Work instructions:
Please give the data below again in full, exactly as it stands.

Raw records:
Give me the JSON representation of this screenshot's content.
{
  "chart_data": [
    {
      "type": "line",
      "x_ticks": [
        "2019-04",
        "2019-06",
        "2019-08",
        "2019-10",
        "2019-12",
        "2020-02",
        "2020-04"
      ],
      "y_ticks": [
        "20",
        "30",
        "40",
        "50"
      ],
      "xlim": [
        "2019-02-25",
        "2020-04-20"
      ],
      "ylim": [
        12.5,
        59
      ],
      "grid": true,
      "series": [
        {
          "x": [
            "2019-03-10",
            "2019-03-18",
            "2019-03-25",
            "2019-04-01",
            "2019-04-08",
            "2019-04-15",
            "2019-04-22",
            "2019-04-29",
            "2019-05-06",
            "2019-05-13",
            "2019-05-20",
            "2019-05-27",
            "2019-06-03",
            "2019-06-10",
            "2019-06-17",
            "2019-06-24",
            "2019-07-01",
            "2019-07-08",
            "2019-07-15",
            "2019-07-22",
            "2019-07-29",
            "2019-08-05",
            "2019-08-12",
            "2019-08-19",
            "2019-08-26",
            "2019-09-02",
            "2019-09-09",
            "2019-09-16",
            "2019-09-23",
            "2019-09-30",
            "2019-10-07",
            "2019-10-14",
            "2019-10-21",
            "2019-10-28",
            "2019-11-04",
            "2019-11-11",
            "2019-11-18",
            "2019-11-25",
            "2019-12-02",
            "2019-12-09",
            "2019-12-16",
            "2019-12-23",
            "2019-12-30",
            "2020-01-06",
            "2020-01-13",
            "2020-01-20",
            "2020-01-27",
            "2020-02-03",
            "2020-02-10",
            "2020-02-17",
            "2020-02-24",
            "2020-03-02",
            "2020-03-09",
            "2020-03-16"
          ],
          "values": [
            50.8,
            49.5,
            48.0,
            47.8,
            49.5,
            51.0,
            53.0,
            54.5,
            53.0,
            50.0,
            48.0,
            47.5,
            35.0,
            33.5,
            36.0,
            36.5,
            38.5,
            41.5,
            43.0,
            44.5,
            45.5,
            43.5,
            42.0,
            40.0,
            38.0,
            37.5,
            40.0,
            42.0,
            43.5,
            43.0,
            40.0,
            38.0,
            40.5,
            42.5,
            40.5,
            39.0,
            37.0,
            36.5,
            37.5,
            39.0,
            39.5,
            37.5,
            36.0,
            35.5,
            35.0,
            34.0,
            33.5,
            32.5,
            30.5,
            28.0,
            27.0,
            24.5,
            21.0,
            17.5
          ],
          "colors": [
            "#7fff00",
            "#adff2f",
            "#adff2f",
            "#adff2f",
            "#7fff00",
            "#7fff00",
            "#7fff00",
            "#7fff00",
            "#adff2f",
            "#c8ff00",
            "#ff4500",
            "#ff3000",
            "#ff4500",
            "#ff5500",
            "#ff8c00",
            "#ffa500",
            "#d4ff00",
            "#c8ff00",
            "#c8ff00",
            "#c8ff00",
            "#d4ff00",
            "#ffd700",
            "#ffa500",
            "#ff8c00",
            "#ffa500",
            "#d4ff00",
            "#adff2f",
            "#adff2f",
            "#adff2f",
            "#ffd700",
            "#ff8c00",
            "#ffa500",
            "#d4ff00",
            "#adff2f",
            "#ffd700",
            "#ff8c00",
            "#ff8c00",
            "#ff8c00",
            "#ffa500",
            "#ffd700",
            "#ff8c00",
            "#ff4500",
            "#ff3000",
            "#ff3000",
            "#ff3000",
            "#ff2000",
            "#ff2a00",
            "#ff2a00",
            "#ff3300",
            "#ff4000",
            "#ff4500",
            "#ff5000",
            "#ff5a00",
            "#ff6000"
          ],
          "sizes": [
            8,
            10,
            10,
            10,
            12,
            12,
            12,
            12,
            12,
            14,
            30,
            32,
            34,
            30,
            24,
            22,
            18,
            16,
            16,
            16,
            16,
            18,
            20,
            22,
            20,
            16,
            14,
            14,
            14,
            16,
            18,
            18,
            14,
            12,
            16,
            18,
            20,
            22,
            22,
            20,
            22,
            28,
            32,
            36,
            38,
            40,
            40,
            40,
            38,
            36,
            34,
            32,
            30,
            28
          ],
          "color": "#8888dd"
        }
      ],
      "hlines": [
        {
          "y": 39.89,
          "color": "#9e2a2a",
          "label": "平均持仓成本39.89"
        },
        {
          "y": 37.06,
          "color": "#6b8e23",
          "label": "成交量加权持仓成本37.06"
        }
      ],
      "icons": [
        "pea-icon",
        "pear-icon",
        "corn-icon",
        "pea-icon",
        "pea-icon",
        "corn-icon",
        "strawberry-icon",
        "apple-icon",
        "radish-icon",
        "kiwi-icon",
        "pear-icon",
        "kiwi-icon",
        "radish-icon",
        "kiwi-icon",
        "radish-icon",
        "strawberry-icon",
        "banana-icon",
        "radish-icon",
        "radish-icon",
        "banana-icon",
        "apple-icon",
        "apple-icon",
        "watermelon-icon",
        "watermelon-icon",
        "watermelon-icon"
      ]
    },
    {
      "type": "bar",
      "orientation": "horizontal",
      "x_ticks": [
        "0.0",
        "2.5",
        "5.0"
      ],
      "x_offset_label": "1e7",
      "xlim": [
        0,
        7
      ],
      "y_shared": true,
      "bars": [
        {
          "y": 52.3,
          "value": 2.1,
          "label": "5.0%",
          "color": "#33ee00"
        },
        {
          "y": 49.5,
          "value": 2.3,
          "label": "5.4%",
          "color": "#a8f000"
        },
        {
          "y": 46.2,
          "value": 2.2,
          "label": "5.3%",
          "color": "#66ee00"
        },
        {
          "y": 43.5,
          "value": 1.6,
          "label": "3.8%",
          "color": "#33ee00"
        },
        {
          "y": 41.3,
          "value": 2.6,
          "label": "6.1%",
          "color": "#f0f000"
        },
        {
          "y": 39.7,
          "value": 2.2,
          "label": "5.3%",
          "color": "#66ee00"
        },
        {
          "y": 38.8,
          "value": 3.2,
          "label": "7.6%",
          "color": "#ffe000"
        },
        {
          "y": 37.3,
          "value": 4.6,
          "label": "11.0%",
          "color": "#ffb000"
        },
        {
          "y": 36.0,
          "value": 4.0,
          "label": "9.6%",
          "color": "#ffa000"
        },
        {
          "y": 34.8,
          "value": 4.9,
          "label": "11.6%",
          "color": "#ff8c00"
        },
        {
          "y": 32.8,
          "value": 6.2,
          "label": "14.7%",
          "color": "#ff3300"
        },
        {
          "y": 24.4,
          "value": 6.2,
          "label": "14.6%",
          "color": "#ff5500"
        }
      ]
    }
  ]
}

Exercise response:
Give me the JSON representation of this screenshot's content.
{
  "chart_data": [
    {
      "type": "line",
      "x_ticks": [
        "2019-04",
        "2019-06",
        "2019-08",
        "2019-10",
        "2019-12",
        "2020-02",
        "2020-04"
      ],
      "y_ticks": [
        "20",
        "30",
        "40",
        "50"
      ],
      "xlim": [
        "2019-02-25",
        "2020-04-20"
      ],
      "ylim": [
        12.5,
        59
      ],
      "grid": true,
      "series": [
        {
          "x": [
            "2019-03-10",
            "2019-03-18",
            "2019-03-25",
            "2019-04-01",
            "2019-04-08",
            "2019-04-15",
            "2019-04-22",
            "2019-04-29",
            "2019-05-06",
            "2019-05-13",
            "2019-05-20",
            "2019-05-27",
            "2019-06-03",
            "2019-06-10",
            "2019-06-17",
            "2019-06-24",
            "2019-07-01",
            "2019-07-08",
            "2019-07-15",
            "2019-07-22",
            "2019-07-29",
            "2019-08-05",
            "2019-08-12",
            "2019-08-19",
            "2019-08-26",
            "2019-09-02",
            "2019-09-09",
            "2019-09-16",
            "2019-09-23",
            "2019-09-30",
            "2019-10-07",
            "2019-10-14",
            "2019-10-21",
            "2019-10-28",
            "2019-11-04",
            "2019-11-11",
            "2019-11-18",
            "2019-11-25",
            "2019-12-02",
            "2019-12-09",
            "2019-12-16",
            "2019-12-23",
            "2019-12-30",
            "2020-01-06",
            "2020-01-13",
            "2020-01-20",
            "2020-01-27",
            "2020-02-03",
            "2020-02-10",
            "2020-02-17",
            "2020-02-24",
            "2020-03-02",
            "2020-03-09",
            "2020-03-16"
          ],
          "values": [
            50.8,
            49.5,
            48.0,
            47.8,
            49.5,
            51.0,
            53.0,
            54.5,
            53.0,
            50.0,
            48.0,
            47.5,
            35.0,
            33.5,
            36.0,
            36.5,
            38.5,
            41.5,
            43.0,
            44.5,
            45.5,
            43.5,
            42.0,
            40.0,
            38.0,
            37.5,
            40.0,
            42.0,
            43.5,
            43.0,
            40.0,
            38.0,
            40.5,
            42.5,
            40.5,
            39.0,
            37.0,
            36.5,
            37.5,
            39.0,
            39.5,
            37.5,
            36.0,
            35.5,
            35.0,
            34.0,
            33.5,
            32.5,
            30.5,
            28.0,
            27.0,
            24.5,
            21.0,
            17.5
          ],
          "colors": [
            "#7fff00",
            "#adff2f",
            "#adff2f",
            "#adff2f",
            "#7fff00",
            "#7fff00",
            "#7fff00",
            "#7fff00",
            "#adff2f",
            "#c8ff00",
            "#ff4500",
            "#ff3000",
            "#ff4500",
            "#ff5500",
            "#ff8c00",
            "#ffa500",
            "#d4ff00",
            "#c8ff00",
            "#c8ff00",
            "#c8ff00",
            "#d4ff00",
            "#ffd700",
            "#ffa500",
            "#ff8c00",
            "#ffa500",
            "#d4ff00",
            "#adff2f",
            "#adff2f",
            "#adff2f",
            "#ffd700",
            "#ff8c00",
            "#ffa500",
            "#d4ff00",
            "#adff2f",
            "#ffd700",
            "#ff8c00",
            "#ff8c00",
            "#ff8c00",
            "#ffa500",
            "#ffd700",
            "#ff8c00",
            "#ff4500",
            "#ff3000",
            "#ff3000",
            "#ff3000",
            "#ff2000",
            "#ff2a00",
            "#ff2a00",
            "#ff3300",
            "#ff4000",
            "#ff4500",
            "#ff5000",
            "#ff5a00",
            "#ff6000"
          ],
          "sizes": [
            8,
            10,
            10,
            10,
            12,
            12,
            12,
            12,
            12,
            14,
            30,
            32,
            34,
            30,
            24,
            22,
            18,
            16,
            16,
            16,
            16,
            18,
            20,
            22,
            20,
            16,
            14,
            14,
            14,
            16,
            18,
            18,
            14,
            12,
            16,
            18,
            20,
            22,
            22,
            20,
            22,
            28,
            32,
            36,
            38,
            40,
            40,
            40,
            38,
            36,
            34,
            32,
            30,
            28
          ],
          "color": "#8888dd"
        }
      ],
      "hlines": [
        {
          "y": 39.89,
          "color": "#9e2a2a",
          "label": "平均持仓成本39.89"
        },
        {
          "y": 37.06,
          "color": "#6b8e23",
          "label": "成交量加权持仓成本37.06"
        }
      ],
      "icons": [
        "pea-icon",
        "pear-icon",
        "corn-icon",
        "pea-icon",
        "pea-icon",
        "corn-icon",
        "strawberry-icon",
        "apple-icon",
        "radish-icon",
        "kiwi-icon",
        "pear-icon",
        "kiwi-icon",
        "radish-icon",
        "kiwi-icon",
        "radish-icon",
        "strawberry-icon",
        "banana-icon",
        "radish-icon",
        "radish-icon",
        "banana-icon",
        "apple-icon",
        "apple-icon",
        "watermelon-icon",
        "watermelon-icon",
        "watermelon-icon"
      ]
    },
    {
      "type": "bar",
      "orientation": "horizontal",
      "x_ticks": [
        "0.0",
        "2.5",
        "5.0"
      ],
      "x_offset_label": "1e7",
      "xlim": [
        0,
        7
      ],
      "y_shared": true,
      "bars": [
        {
          "y": 52.3,
          "value": 2.1,
          "label": "5.0%",
          "color": "#33ee00"
        },
        {
          "y": 49.5,
          "value": 2.3,
          "label": "5.4%",
          "color": "#a8f000"
        },
        {
          "y": 46.2,
          "value": 2.2,
          "label": "5.3%",
          "color": "#66ee00"
        },
        {
          "y": 43.5,
          "value": 1.6,
          "label": "3.8%",
          "color": "#33ee00"
        },
        {
          "y": 41.3,
          "value": 2.6,
          "label": "6.1%",
          "color": "#f0f000"
        },
        {
          "y": 39.7,
          "value": 2.2,
          "label": "5.3%",
          "color": "#66ee00"
        },
        {
          "y": 38.8,
          "value": 3.2,
          "label": "7.6%",
          "color": "#ffe000"
        },
        {
          "y": 37.3,
          "value": 4.6,
          "label": "11.0%",
          "color": "#ffb000"
        },
        {
          "y": 36.0,
          "value": 4.0,
          "label": "9.6%",
          "color": "#ffa000"
        },
        {
          "y": 34.8,
          "value": 4.9,
          "label": "11.6%",
          "color": "#ff8c00"
        },
        {
          "y": 32.8,
          "value": 6.2,
          "label": "14.7%",
          "color": "#ff3300"
        },
        {
          "y": 24.4,
          "value": 6.2,
          "label": "14.6%",
          "color": "#ff5500"
        }
      ]
    }
  ]
}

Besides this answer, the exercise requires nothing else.